**Do this:**
Find each line containing the string "screen". Copy it.

[BEGIN Information supplied]

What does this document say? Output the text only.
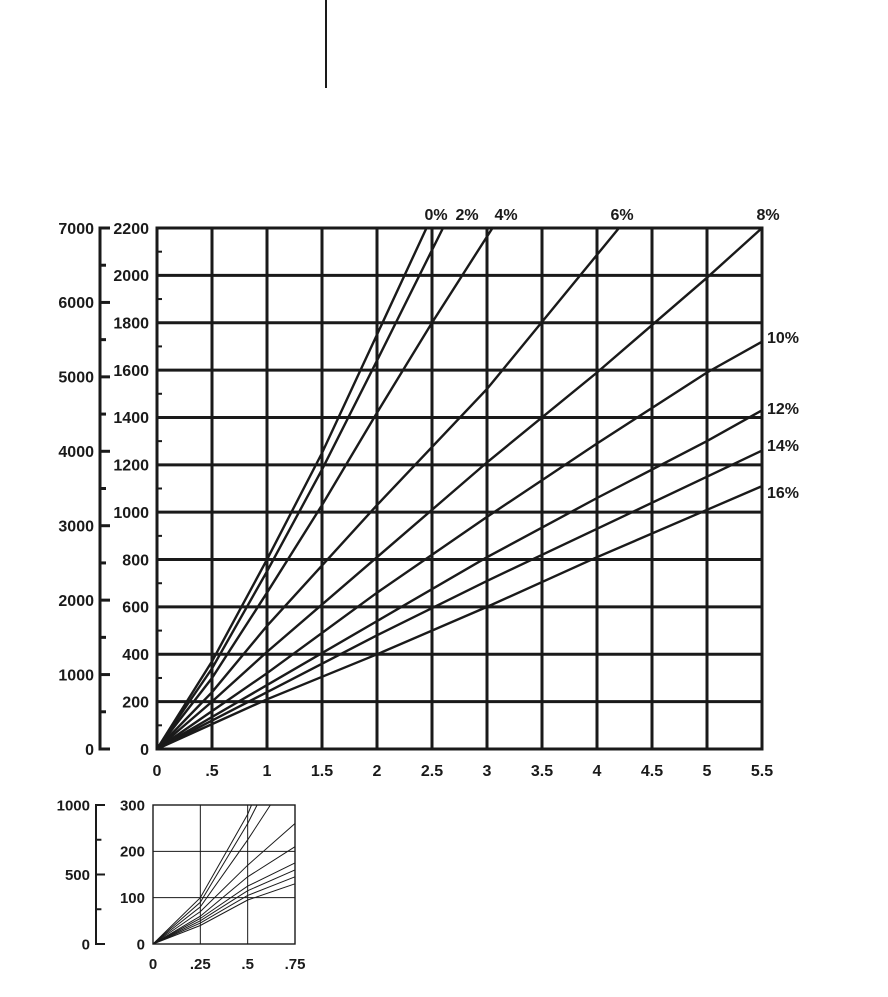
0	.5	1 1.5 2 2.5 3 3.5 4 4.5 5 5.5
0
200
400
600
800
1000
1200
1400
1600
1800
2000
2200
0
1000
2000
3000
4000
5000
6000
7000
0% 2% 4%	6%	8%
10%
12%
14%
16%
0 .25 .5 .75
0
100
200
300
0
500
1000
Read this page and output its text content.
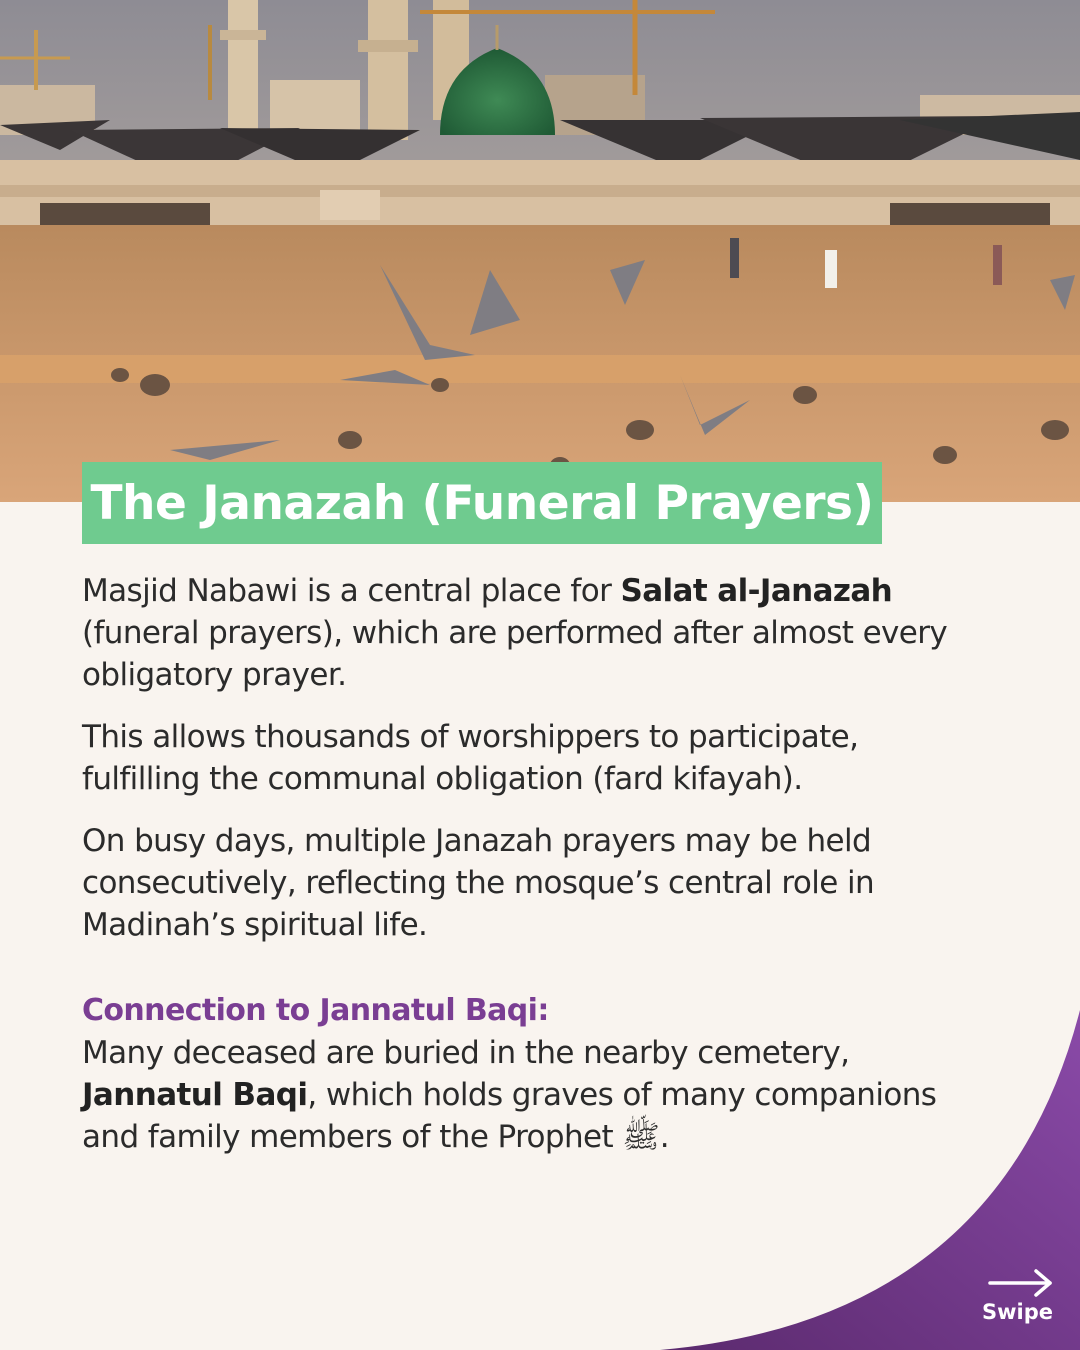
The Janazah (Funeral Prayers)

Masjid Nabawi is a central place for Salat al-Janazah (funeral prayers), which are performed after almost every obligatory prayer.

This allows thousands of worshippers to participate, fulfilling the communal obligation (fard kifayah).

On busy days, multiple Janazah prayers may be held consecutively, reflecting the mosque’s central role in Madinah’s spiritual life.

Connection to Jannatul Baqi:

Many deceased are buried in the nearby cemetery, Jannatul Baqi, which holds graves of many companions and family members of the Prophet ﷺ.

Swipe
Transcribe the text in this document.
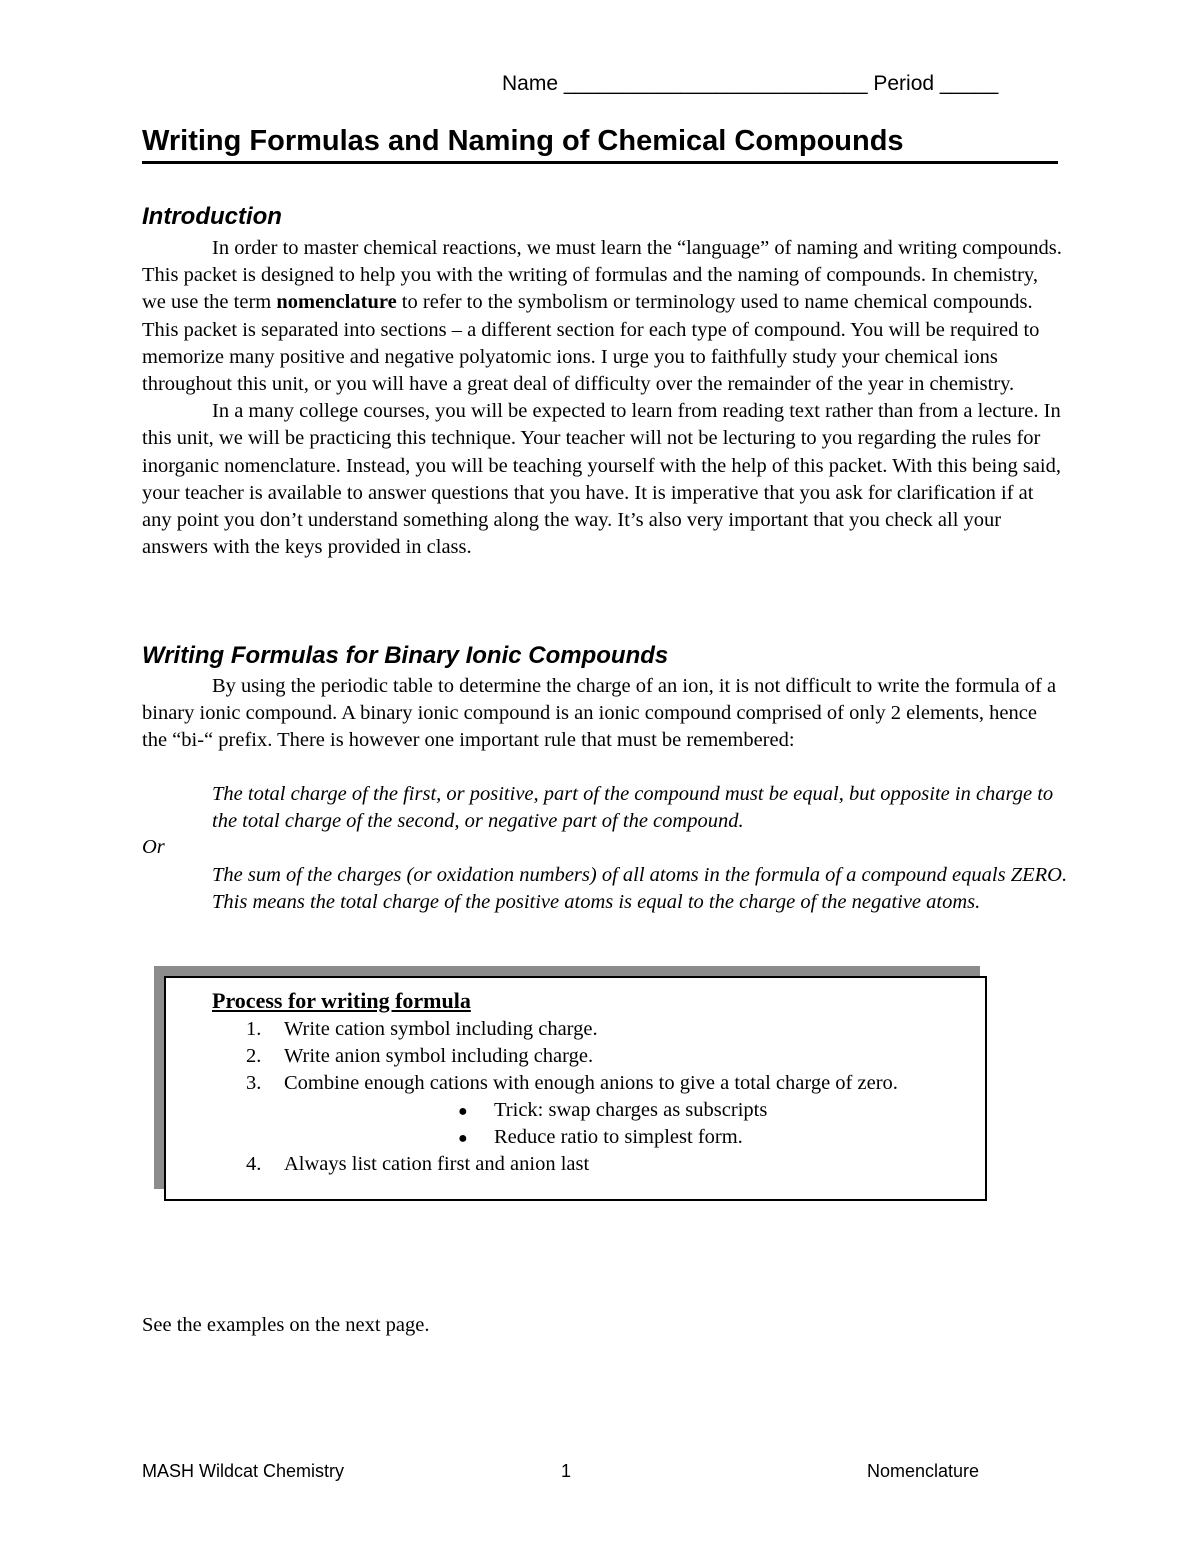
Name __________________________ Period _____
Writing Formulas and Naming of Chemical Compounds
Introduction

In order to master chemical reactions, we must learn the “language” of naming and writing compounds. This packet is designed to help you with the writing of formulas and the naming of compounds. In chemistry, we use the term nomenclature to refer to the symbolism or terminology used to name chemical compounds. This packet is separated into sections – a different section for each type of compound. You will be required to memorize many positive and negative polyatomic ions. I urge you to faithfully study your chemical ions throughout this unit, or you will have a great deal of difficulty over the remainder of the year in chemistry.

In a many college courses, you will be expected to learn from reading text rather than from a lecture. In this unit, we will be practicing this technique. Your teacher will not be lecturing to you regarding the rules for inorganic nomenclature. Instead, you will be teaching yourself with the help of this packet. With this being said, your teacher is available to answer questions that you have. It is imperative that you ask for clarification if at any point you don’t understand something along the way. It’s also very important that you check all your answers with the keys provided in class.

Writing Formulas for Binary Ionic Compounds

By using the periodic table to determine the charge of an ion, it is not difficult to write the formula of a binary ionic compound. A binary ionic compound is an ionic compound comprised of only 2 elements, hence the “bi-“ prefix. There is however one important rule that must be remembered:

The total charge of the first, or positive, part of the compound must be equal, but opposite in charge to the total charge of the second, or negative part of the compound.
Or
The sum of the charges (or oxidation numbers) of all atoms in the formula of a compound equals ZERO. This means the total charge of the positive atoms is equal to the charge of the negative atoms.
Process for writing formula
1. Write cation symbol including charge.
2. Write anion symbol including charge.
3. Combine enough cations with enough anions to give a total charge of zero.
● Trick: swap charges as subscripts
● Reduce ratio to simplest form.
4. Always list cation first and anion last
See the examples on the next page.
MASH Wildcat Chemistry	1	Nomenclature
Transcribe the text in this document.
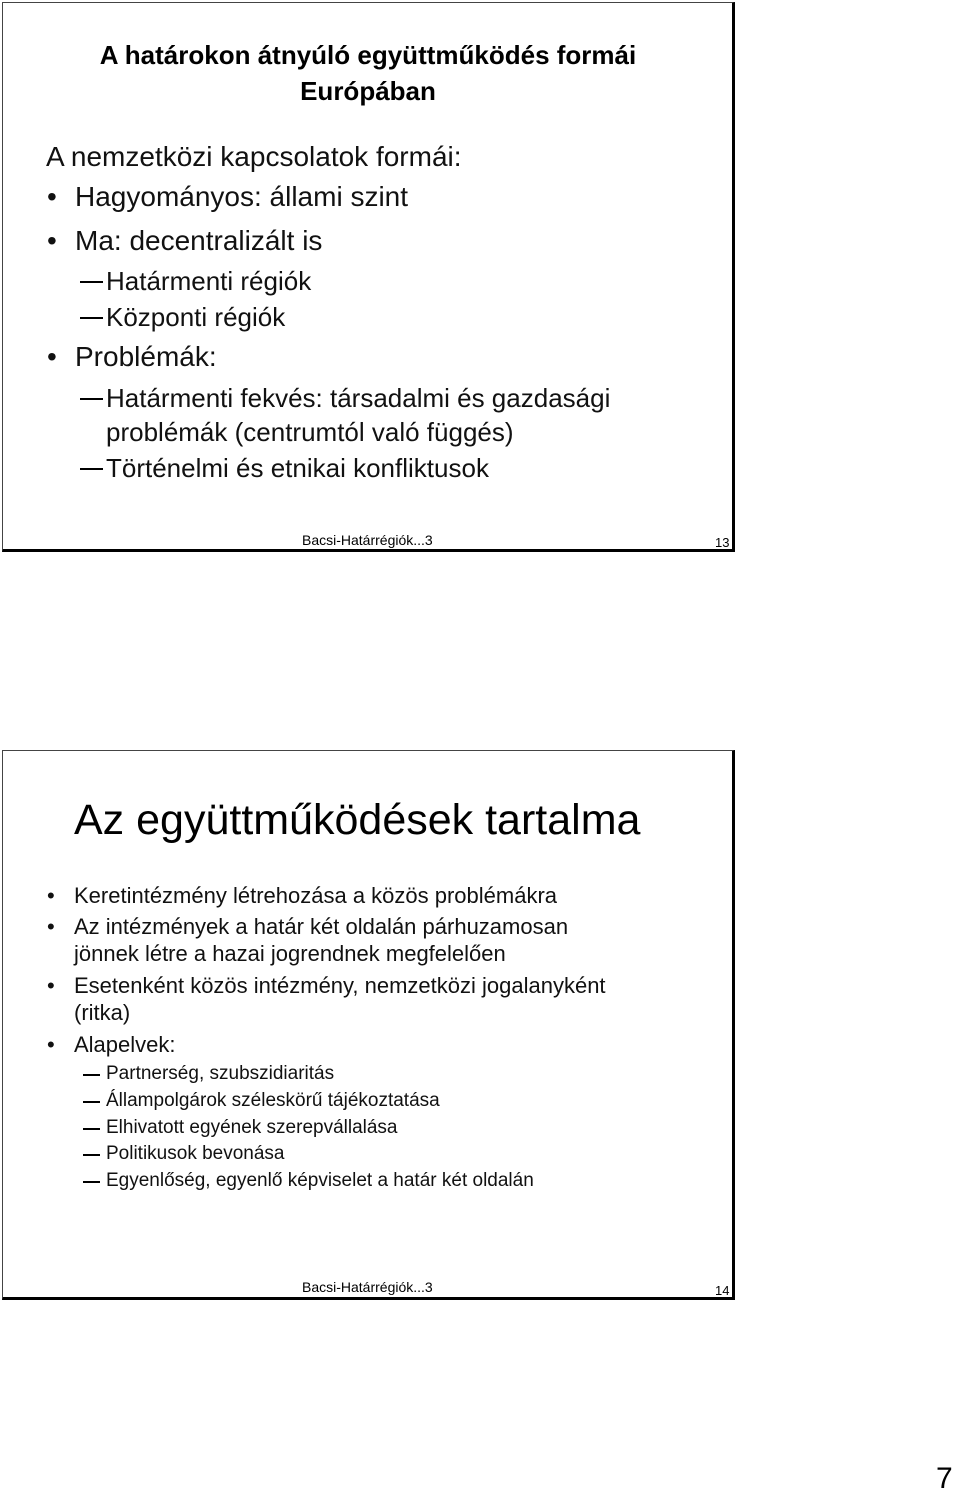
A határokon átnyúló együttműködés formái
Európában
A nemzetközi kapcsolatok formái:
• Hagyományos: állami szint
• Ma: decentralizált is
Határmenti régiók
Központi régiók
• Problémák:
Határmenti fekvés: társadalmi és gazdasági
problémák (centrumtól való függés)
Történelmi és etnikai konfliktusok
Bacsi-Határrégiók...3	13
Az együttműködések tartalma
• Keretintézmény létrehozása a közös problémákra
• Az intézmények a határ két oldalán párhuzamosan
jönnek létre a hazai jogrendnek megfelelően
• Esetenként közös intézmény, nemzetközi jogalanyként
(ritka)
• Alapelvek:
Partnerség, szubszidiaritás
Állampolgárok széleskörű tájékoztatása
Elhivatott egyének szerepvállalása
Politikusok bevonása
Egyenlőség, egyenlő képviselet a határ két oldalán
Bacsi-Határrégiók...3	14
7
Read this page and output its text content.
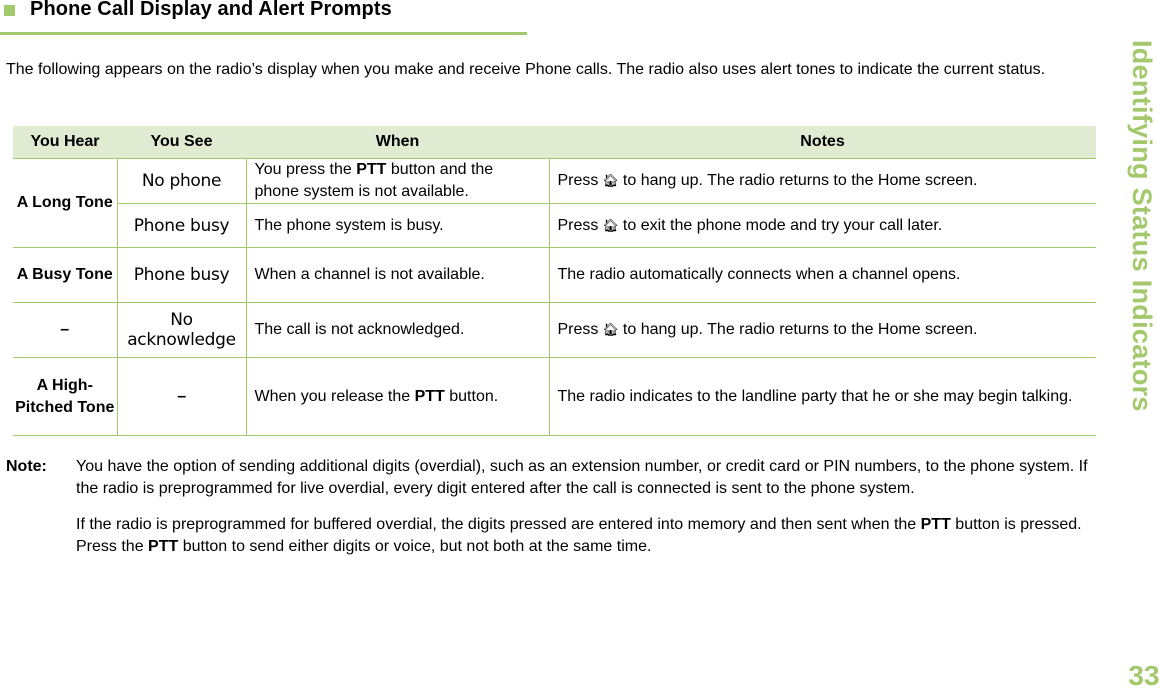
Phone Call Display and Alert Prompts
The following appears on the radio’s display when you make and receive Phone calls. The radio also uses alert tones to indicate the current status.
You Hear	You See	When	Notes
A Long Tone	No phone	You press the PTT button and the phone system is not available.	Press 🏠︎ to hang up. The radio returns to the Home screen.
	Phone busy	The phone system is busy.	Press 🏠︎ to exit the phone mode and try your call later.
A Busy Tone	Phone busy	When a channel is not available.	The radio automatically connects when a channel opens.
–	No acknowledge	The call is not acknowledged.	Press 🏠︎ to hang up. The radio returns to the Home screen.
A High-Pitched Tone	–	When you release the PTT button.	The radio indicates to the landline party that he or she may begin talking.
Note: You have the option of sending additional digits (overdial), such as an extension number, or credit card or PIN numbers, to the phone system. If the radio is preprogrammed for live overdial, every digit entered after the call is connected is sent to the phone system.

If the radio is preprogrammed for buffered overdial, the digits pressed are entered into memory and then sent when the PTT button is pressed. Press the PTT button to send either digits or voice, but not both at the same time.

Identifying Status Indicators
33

[END Information supplied]

**The reply:**
A Long Tone	No phone	You press the PTT button and the phone system is not available.	Press 🏠︎ to hang up. The radio returns to the Home screen.
–	No acknowledge	The call is not acknowledged.	Press 🏠︎ to hang up. The radio returns to the Home screen.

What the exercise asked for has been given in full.